Code Wizards’ Blog

This is a problem that unfortunately we so often see.

Architects are employed to ensure that software projects have a reasonable base; solutions are well thought out, robust, and follow industry best practices; and provide a more detailed but higher-level view of application spread (and inter-operation) than a senior developer, project or programme manager could affect.

However, there’s a gap, the architects produce plans and ideas and don’t communicate them effectively to the developers, so new problems arise. Often it then gets worse because the architects blame the developers (and especially the lead developers) for not following the plan, while the developers blame the architects for poorly thought out plans and non-committal/non-understandable language. Out of frustration, I thought we could cover one of those major communication problems today: Scale-Up vs. Scale-Out.

Any developer who’s been in the industry has heard these terms a few times (probably by some people who have used them inter-changeably), however they mean very different things and have different design decisions and costs associated with them.

a. Scale-Up -> To add additional hardware (processing power, memory, faster/bigger disk) to a solution to enable it to scale further

b. Scale-Out -> To use additional hardware nodes (web servers/database servers/application servers) to an existing solution to enable scaling by spreading the workload further. (Note: this also includes strategies where duplicated hardware is put in place and the solution is segmented down functional/data lines so that each set of hardware runs independently of the other). Grid computing is an example of Scale-Out pushed to the maximum.
Scale-Up is usually the first port of call for badly performing applications, but there’s always a high point of what can be done. Even if you started on a single CPU Windows 2003 server and then ported up to a SUN Fire E25K you’ve still hit a ceiling. However, for most projects this makes sense as the user/work loading will never be exponentially larger than it started. So long as there’s sufficient upgrade path (and the application can handle it) then Scale-Up will often be the best in cost-benefit analysis, primarily because one only upgrades (or moves on to new hardware) if it’s strictly necessary.
True Scale-Out requires designing from the start as it’s hard to push a Scale-Out strategy on to existing solutions. If the service is known to be massive from day one then segment your workload like Google/Ebay and co and have multiple servers that all do a minor part of the workload, and other servers that collate that and have responses back to the user. In that way you can always add more hardware to do individual tasks without a major problem. However, for smaller projects this isn’t worth the cost or the stress.

Some architects like to say they’ve got the ultimate scaling strategy: a mix of Scale-Out and Scale-Up, and to an extent some do. However, having your webserver, app server and database server on a single machine, then scaling out to three machines, before beefing up each of those machines further isn’t true Scale-Out (it’s just a modification of the Scale-Up strategy really). For those solutions you have to be extremely careful about issues like marshalling (inefficient data passing between tiers won’t really hurt when you’re on the same machine, however if you have to pass that data across a network, serializing and de-serializing as you go, then that can cause major issues.

(PROVIDED MATERIAL)

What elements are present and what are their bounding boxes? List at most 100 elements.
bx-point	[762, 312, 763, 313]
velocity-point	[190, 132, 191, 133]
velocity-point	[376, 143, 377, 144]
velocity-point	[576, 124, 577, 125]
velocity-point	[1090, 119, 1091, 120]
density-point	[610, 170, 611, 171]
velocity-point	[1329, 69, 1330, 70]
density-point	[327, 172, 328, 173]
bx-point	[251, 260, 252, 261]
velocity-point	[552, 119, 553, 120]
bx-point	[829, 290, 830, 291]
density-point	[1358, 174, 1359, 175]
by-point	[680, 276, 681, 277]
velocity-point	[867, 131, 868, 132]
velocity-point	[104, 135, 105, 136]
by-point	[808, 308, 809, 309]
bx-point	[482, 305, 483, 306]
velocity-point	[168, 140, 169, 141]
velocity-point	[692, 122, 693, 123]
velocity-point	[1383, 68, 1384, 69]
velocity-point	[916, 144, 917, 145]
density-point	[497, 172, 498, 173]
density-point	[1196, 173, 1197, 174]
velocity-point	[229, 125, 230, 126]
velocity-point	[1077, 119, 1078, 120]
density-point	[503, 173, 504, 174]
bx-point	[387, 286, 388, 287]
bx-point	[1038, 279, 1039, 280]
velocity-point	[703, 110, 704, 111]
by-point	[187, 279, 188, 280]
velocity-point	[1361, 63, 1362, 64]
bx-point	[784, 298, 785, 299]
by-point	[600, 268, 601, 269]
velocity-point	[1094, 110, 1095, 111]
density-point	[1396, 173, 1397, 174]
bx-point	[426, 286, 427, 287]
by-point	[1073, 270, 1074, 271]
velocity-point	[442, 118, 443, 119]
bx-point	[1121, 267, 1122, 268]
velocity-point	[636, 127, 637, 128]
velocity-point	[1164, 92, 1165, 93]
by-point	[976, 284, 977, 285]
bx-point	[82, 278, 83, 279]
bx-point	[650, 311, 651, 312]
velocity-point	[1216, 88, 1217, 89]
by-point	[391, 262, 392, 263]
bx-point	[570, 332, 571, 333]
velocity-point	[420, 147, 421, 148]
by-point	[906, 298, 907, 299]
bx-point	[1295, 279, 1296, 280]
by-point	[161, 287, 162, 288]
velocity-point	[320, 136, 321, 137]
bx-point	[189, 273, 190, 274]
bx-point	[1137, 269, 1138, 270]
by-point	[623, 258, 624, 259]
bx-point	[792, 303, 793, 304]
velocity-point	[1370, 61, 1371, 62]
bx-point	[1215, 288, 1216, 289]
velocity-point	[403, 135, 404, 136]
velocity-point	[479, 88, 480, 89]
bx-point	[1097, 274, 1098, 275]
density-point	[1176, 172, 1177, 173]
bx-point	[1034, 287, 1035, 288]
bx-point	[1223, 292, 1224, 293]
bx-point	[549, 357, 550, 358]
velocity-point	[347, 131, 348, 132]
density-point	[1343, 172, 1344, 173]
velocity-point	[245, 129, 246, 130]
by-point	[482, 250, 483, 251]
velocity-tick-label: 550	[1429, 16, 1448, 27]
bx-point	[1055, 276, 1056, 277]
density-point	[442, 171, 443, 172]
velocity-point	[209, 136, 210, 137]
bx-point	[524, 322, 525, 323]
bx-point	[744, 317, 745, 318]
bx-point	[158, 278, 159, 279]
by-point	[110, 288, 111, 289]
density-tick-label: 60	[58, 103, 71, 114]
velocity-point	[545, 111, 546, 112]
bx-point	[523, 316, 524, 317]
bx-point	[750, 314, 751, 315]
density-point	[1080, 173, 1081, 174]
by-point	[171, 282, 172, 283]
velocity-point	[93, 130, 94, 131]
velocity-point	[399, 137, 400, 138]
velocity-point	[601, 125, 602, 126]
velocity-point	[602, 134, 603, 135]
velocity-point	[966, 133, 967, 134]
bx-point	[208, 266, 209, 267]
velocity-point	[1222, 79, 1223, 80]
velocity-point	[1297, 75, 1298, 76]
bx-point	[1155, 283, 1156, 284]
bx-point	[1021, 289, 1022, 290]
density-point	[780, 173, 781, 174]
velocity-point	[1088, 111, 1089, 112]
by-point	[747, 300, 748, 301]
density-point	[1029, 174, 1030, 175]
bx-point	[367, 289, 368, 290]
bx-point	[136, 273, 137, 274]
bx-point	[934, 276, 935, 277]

(WRITTEN TASK 1) From the scale-up vs. scale-out post, list every kind of hardware that its definition of Scale-Up says may be added to a solution.
(WRITTEN TASK 2) Arrange the rows as a JSON list of strings, one string per line and blank lines left out, running from the first line of the rows up to and including the line with "173, 504, 174]".
The rows have no connection to the scale-up vs. scale-out post.

(TASK ANSWER 1)
processing power
memory
faster/bigger disk

(TASK ANSWER 2)
[
  "What elements are present and what are their bounding boxes? List at most 100 elements.",
  "bx-point\t[762, 312, 763, 313]",
  "velocity-point\t[190, 132, 191, 133]",
  "velocity-point\t[376, 143, 377, 144]",
  "velocity-point\t[576, 124, 577, 125]",
  "velocity-point\t[1090, 119, 1091, 120]",
  "density-point\t[610, 170, 611, 171]",
  "velocity-point\t[1329, 69, 1330, 70]",
  "density-point\t[327, 172, 328, 173]",
  "bx-point\t[251, 260, 252, 261]",
  "velocity-point\t[552, 119, 553, 120]",
  "bx-point\t[829, 290, 830, 291]",
  "density-point\t[1358, 174, 1359, 175]",
  "by-point\t[680, 276, 681, 277]",
  "velocity-point\t[867, 131, 868, 132]",
  "velocity-point\t[104, 135, 105, 136]",
  "by-point\t[808, 308, 809, 309]",
  "bx-point\t[482, 305, 483, 306]",
  "velocity-point\t[168, 140, 169, 141]",
  "velocity-point\t[692, 122, 693, 123]",
  "velocity-point\t[1383, 68, 1384, 69]",
  "velocity-point\t[916, 144, 917, 145]",
  "density-point\t[497, 172, 498, 173]",
  "density-point\t[1196, 173, 1197, 174]",
  "velocity-point\t[229, 125, 230, 126]",
  "velocity-point\t[1077, 119, 1078, 120]",
  "density-point\t[503, 173, 504, 174]"
]